### Aim of the exercise:
Look for "Extract all readable text from this page." in the records below, then copy that line and every line after it, exactly and with nothing added.

Data listing
--- Start ---
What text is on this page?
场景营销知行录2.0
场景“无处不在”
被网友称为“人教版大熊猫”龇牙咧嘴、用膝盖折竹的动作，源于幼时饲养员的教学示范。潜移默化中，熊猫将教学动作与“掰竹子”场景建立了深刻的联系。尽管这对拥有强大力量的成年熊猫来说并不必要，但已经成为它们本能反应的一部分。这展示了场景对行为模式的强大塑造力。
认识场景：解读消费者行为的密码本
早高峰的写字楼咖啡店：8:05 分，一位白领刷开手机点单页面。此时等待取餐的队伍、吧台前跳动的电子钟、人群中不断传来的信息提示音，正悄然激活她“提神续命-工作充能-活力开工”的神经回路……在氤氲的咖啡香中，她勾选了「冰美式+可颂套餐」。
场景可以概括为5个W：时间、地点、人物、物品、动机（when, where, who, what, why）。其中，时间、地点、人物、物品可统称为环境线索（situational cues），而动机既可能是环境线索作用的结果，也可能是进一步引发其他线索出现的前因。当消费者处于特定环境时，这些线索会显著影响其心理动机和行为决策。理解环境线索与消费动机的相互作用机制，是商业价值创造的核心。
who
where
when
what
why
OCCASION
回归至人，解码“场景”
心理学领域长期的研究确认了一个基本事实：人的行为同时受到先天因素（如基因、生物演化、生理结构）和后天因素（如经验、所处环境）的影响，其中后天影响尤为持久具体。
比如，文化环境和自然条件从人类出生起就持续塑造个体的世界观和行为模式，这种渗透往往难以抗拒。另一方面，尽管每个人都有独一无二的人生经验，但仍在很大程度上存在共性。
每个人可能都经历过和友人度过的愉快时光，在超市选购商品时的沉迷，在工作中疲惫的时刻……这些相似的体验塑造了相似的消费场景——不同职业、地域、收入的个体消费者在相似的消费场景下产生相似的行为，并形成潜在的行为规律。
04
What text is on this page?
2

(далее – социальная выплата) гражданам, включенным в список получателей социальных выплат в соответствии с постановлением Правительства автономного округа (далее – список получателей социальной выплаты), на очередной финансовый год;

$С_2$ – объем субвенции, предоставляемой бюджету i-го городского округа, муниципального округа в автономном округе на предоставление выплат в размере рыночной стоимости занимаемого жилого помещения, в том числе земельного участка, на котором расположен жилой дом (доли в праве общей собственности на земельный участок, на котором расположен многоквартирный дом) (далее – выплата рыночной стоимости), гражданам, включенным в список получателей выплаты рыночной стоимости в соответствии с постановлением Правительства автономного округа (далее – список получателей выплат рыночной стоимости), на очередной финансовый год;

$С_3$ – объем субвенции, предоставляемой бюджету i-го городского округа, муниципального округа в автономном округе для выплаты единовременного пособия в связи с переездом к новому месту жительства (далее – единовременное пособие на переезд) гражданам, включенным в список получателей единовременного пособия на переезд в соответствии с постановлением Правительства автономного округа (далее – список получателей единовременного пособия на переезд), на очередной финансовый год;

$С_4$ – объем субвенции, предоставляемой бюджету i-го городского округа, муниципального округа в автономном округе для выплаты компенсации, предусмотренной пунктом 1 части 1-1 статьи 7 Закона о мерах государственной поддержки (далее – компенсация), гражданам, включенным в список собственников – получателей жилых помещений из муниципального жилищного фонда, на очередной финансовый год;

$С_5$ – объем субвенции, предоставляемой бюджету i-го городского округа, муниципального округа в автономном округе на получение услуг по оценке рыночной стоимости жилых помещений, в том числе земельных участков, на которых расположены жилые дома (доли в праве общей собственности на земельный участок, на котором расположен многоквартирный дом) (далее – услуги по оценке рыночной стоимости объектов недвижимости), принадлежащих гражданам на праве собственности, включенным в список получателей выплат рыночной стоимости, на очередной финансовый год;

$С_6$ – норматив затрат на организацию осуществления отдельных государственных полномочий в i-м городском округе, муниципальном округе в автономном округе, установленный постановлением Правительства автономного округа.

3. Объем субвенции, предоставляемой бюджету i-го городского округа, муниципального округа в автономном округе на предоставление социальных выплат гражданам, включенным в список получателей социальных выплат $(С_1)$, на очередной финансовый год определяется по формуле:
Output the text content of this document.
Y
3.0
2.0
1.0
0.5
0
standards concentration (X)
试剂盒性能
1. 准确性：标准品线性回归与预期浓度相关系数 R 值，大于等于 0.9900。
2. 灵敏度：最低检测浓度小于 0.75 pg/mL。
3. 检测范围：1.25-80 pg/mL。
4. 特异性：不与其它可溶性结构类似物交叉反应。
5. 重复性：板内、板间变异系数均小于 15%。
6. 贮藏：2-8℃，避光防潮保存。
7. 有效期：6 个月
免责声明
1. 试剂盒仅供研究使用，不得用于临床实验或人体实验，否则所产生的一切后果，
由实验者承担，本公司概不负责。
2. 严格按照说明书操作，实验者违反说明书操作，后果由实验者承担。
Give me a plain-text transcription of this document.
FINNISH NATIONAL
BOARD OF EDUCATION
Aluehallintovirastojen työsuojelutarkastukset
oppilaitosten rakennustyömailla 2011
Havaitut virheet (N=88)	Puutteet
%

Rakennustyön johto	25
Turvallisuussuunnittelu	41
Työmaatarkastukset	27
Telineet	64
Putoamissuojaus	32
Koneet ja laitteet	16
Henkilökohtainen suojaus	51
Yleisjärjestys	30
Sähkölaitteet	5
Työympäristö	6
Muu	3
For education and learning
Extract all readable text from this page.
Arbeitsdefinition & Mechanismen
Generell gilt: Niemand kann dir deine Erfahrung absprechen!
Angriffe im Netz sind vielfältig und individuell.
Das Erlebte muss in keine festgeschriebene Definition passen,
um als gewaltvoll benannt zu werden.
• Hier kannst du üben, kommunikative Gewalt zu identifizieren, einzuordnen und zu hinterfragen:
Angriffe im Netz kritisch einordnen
--- End ---
### Solved exercise:
Extract all readable text from this page.
Arbeitsdefinition & Mechanismen
Generell gilt: Niemand kann dir deine Erfahrung absprechen!
Angriffe im Netz sind vielfältig und individuell.
Das Erlebte muss in keine festgeschriebene Definition passen,
um als gewaltvoll benannt zu werden.
• Hier kannst du üben, kommunikative Gewalt zu identifizieren, einzuordnen und zu hinterfragen:
Angriffe im Netz kritisch einordnen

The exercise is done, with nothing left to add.